TASK INPUTS ::
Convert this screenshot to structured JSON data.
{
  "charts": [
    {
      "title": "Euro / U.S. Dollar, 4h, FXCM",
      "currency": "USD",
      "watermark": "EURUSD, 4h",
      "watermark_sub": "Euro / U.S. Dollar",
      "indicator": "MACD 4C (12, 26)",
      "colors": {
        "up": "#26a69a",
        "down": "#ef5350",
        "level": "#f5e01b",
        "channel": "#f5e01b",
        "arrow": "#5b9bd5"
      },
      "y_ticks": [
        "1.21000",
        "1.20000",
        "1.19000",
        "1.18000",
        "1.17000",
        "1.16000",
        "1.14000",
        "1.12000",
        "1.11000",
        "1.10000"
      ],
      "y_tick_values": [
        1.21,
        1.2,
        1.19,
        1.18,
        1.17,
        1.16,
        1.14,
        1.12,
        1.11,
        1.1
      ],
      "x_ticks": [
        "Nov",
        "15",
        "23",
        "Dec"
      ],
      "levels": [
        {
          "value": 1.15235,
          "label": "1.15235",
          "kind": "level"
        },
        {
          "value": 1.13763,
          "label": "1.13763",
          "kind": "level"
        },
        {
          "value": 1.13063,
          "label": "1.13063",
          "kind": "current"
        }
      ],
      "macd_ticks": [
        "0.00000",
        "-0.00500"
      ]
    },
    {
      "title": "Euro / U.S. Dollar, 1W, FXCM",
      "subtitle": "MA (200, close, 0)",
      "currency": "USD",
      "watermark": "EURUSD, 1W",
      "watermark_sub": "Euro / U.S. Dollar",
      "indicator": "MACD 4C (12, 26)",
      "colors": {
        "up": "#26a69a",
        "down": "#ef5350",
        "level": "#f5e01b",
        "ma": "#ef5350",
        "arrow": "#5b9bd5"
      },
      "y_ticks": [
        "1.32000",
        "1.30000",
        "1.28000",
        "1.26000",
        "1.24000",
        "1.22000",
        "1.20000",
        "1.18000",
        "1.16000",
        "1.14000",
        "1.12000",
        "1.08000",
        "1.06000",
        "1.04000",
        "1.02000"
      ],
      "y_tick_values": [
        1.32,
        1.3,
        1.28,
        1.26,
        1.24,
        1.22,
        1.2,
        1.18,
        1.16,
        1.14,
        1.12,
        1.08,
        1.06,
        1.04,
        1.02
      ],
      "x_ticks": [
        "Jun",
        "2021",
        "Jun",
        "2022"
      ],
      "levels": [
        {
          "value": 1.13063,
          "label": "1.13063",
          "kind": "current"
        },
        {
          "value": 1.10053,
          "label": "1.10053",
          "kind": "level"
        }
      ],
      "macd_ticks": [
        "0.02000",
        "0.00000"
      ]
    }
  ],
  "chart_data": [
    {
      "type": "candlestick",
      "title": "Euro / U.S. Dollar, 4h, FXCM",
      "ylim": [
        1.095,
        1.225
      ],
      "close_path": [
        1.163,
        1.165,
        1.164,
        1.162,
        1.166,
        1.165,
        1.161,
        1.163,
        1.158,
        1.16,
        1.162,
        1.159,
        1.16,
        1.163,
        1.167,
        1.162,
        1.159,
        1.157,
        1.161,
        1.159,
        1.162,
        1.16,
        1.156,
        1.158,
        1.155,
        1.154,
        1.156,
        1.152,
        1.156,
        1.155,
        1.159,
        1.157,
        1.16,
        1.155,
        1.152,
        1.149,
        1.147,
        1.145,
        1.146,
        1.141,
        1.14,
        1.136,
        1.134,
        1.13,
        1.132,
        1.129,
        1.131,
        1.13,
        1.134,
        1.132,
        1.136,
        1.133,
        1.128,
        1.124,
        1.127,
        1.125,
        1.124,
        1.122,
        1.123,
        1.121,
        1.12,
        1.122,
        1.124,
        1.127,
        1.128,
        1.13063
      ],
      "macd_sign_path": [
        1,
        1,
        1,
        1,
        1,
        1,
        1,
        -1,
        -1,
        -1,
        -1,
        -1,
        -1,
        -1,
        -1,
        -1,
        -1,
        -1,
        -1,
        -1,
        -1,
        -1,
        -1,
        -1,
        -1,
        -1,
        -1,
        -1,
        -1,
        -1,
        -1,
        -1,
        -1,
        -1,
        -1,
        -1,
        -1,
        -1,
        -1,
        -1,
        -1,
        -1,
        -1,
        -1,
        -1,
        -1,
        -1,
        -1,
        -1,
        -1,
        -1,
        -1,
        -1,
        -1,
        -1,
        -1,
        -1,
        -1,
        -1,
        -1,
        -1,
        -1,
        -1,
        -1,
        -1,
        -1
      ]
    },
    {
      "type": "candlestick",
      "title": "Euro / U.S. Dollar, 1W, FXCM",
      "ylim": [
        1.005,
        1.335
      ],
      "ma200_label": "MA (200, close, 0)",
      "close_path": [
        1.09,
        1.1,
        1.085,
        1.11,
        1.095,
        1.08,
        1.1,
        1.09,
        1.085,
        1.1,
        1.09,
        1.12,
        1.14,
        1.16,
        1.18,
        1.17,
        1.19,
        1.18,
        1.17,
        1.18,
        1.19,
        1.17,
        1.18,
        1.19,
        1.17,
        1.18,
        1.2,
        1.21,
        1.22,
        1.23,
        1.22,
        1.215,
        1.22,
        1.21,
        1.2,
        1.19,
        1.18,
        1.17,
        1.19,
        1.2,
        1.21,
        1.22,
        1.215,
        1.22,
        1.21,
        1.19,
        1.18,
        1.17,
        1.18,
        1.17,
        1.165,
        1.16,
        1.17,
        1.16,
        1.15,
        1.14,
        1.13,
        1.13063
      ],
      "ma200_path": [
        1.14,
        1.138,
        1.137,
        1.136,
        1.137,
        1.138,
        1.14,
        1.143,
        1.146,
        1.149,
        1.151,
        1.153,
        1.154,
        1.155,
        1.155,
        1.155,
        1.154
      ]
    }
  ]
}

EXERCISE DESCRIPTION :: Once more, set down the full listing, verbatim.

RESULT FOR THIS TASK ::
Convert this screenshot to structured JSON data.
{
  "charts": [
    {
      "title": "Euro / U.S. Dollar, 4h, FXCM",
      "currency": "USD",
      "watermark": "EURUSD, 4h",
      "watermark_sub": "Euro / U.S. Dollar",
      "indicator": "MACD 4C (12, 26)",
      "colors": {
        "up": "#26a69a",
        "down": "#ef5350",
        "level": "#f5e01b",
        "channel": "#f5e01b",
        "arrow": "#5b9bd5"
      },
      "y_ticks": [
        "1.21000",
        "1.20000",
        "1.19000",
        "1.18000",
        "1.17000",
        "1.16000",
        "1.14000",
        "1.12000",
        "1.11000",
        "1.10000"
      ],
      "y_tick_values": [
        1.21,
        1.2,
        1.19,
        1.18,
        1.17,
        1.16,
        1.14,
        1.12,
        1.11,
        1.1
      ],
      "x_ticks": [
        "Nov",
        "15",
        "23",
        "Dec"
      ],
      "levels": [
        {
          "value": 1.15235,
          "label": "1.15235",
          "kind": "level"
        },
        {
          "value": 1.13763,
          "label": "1.13763",
          "kind": "level"
        },
        {
          "value": 1.13063,
          "label": "1.13063",
          "kind": "current"
        }
      ],
      "macd_ticks": [
        "0.00000",
        "-0.00500"
      ]
    },
    {
      "title": "Euro / U.S. Dollar, 1W, FXCM",
      "subtitle": "MA (200, close, 0)",
      "currency": "USD",
      "watermark": "EURUSD, 1W",
      "watermark_sub": "Euro / U.S. Dollar",
      "indicator": "MACD 4C (12, 26)",
      "colors": {
        "up": "#26a69a",
        "down": "#ef5350",
        "level": "#f5e01b",
        "ma": "#ef5350",
        "arrow": "#5b9bd5"
      },
      "y_ticks": [
        "1.32000",
        "1.30000",
        "1.28000",
        "1.26000",
        "1.24000",
        "1.22000",
        "1.20000",
        "1.18000",
        "1.16000",
        "1.14000",
        "1.12000",
        "1.08000",
        "1.06000",
        "1.04000",
        "1.02000"
      ],
      "y_tick_values": [
        1.32,
        1.3,
        1.28,
        1.26,
        1.24,
        1.22,
        1.2,
        1.18,
        1.16,
        1.14,
        1.12,
        1.08,
        1.06,
        1.04,
        1.02
      ],
      "x_ticks": [
        "Jun",
        "2021",
        "Jun",
        "2022"
      ],
      "levels": [
        {
          "value": 1.13063,
          "label": "1.13063",
          "kind": "current"
        },
        {
          "value": 1.10053,
          "label": "1.10053",
          "kind": "level"
        }
      ],
      "macd_ticks": [
        "0.02000",
        "0.00000"
      ]
    }
  ],
  "chart_data": [
    {
      "type": "candlestick",
      "title": "Euro / U.S. Dollar, 4h, FXCM",
      "ylim": [
        1.095,
        1.225
      ],
      "close_path": [
        1.163,
        1.165,
        1.164,
        1.162,
        1.166,
        1.165,
        1.161,
        1.163,
        1.158,
        1.16,
        1.162,
        1.159,
        1.16,
        1.163,
        1.167,
        1.162,
        1.159,
        1.157,
        1.161,
        1.159,
        1.162,
        1.16,
        1.156,
        1.158,
        1.155,
        1.154,
        1.156,
        1.152,
        1.156,
        1.155,
        1.159,
        1.157,
        1.16,
        1.155,
        1.152,
        1.149,
        1.147,
        1.145,
        1.146,
        1.141,
        1.14,
        1.136,
        1.134,
        1.13,
        1.132,
        1.129,
        1.131,
        1.13,
        1.134,
        1.132,
        1.136,
        1.133,
        1.128,
        1.124,
        1.127,
        1.125,
        1.124,
        1.122,
        1.123,
        1.121,
        1.12,
        1.122,
        1.124,
        1.127,
        1.128,
        1.13063
      ],
      "macd_sign_path": [
        1,
        1,
        1,
        1,
        1,
        1,
        1,
        -1,
        -1,
        -1,
        -1,
        -1,
        -1,
        -1,
        -1,
        -1,
        -1,
        -1,
        -1,
        -1,
        -1,
        -1,
        -1,
        -1,
        -1,
        -1,
        -1,
        -1,
        -1,
        -1,
        -1,
        -1,
        -1,
        -1,
        -1,
        -1,
        -1,
        -1,
        -1,
        -1,
        -1,
        -1,
        -1,
        -1,
        -1,
        -1,
        -1,
        -1,
        -1,
        -1,
        -1,
        -1,
        -1,
        -1,
        -1,
        -1,
        -1,
        -1,
        -1,
        -1,
        -1,
        -1,
        -1,
        -1,
        -1,
        -1
      ]
    },
    {
      "type": "candlestick",
      "title": "Euro / U.S. Dollar, 1W, FXCM",
      "ylim": [
        1.005,
        1.335
      ],
      "ma200_label": "MA (200, close, 0)",
      "close_path": [
        1.09,
        1.1,
        1.085,
        1.11,
        1.095,
        1.08,
        1.1,
        1.09,
        1.085,
        1.1,
        1.09,
        1.12,
        1.14,
        1.16,
        1.18,
        1.17,
        1.19,
        1.18,
        1.17,
        1.18,
        1.19,
        1.17,
        1.18,
        1.19,
        1.17,
        1.18,
        1.2,
        1.21,
        1.22,
        1.23,
        1.22,
        1.215,
        1.22,
        1.21,
        1.2,
        1.19,
        1.18,
        1.17,
        1.19,
        1.2,
        1.21,
        1.22,
        1.215,
        1.22,
        1.21,
        1.19,
        1.18,
        1.17,
        1.18,
        1.17,
        1.165,
        1.16,
        1.17,
        1.16,
        1.15,
        1.14,
        1.13,
        1.13063
      ],
      "ma200_path": [
        1.14,
        1.138,
        1.137,
        1.136,
        1.137,
        1.138,
        1.14,
        1.143,
        1.146,
        1.149,
        1.151,
        1.153,
        1.154,
        1.155,
        1.155,
        1.155,
        1.154
      ]
    }
  ]
}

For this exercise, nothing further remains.